======== Provided material

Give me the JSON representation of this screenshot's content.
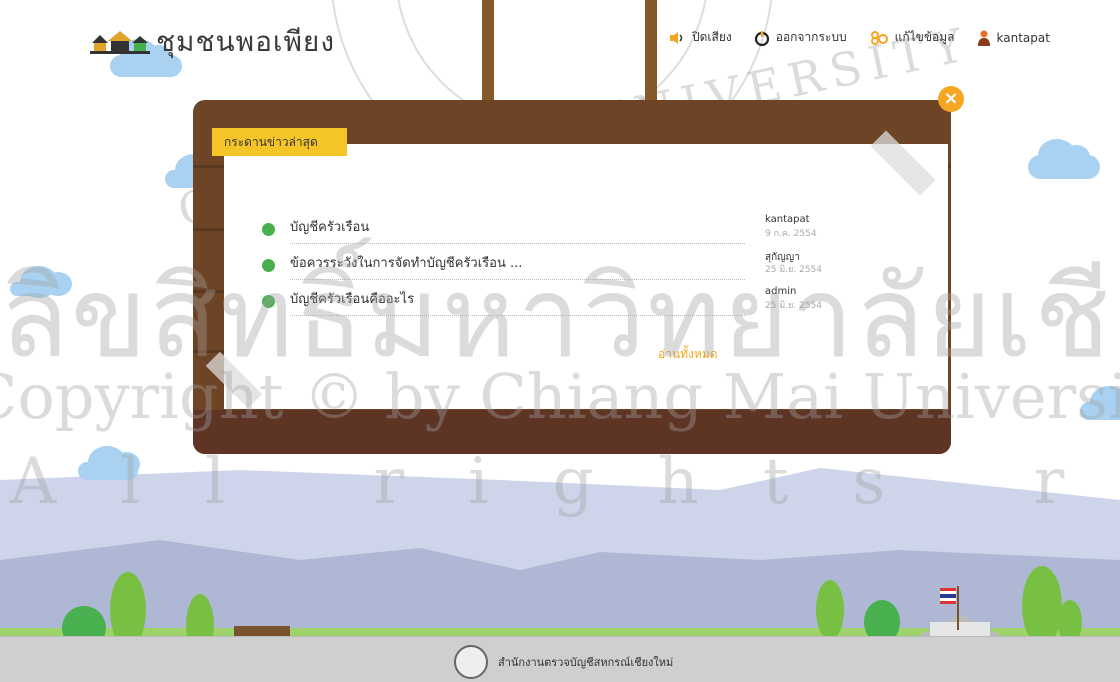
{
  "header": {
    "title": "ชุมชนพอเพียง",
    "nav": [
      {
        "label": "ปิดเสียง",
        "icon": "speaker-icon"
      },
      {
        "label": "ออกจากระบบ",
        "icon": "power-icon"
      },
      {
        "label": "แก้ไขข้อมูล",
        "icon": "edit-profile-icon"
      },
      {
        "label": "kantapat",
        "icon": "user-icon"
      }
    ]
  },
  "board": {
    "tab_label": "กระดานข่าวล่าสุด",
    "read_all": "อ่านทั้งหมด",
    "posts": [
      {
        "title": "บัญชีครัวเรือน",
        "author": "kantapat",
        "date": "9 ก.ค. 2554"
      },
      {
        "title": "ข้อควรระวังในการจัดทำบัญชีครัวเรือน ...",
        "author": "สุกัญญา",
        "date": "25 มิ.ย. 2554"
      },
      {
        "title": "บัญชีครัวเรือนคืออะไร",
        "author": "admin",
        "date": "25 มิ.ย. 2554"
      }
    ]
  },
  "footer": {
    "text": "สำนักงานตรวจบัญชีสหกรณ์เชียงใหม่"
  },
  "watermark": {
    "line1": "ลิขสิทธิ์มหาวิทยาลัยเชียงใหม่",
    "line2": "Copyright © by Chiang Mai University",
    "line3": "All rights reserved",
    "seal": "CHIANG MAI UNIVERSITY"
  },
  "colors": {
    "accent": "#f5c528",
    "close": "#f5a623",
    "wood": "#6e4426",
    "bullet": "#48b04e"
  }
}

================

Work to do
From the records above, copy every line that holds the word "title".

Answer
    "title": "ชุมชนพอเพียง",
        "title": "บัญชีครัวเรือน",
        "title": "ข้อควรระวังในการจัดทำบัญชีครัวเรือน ...",
        "title": "บัญชีครัวเรือนคืออะไร",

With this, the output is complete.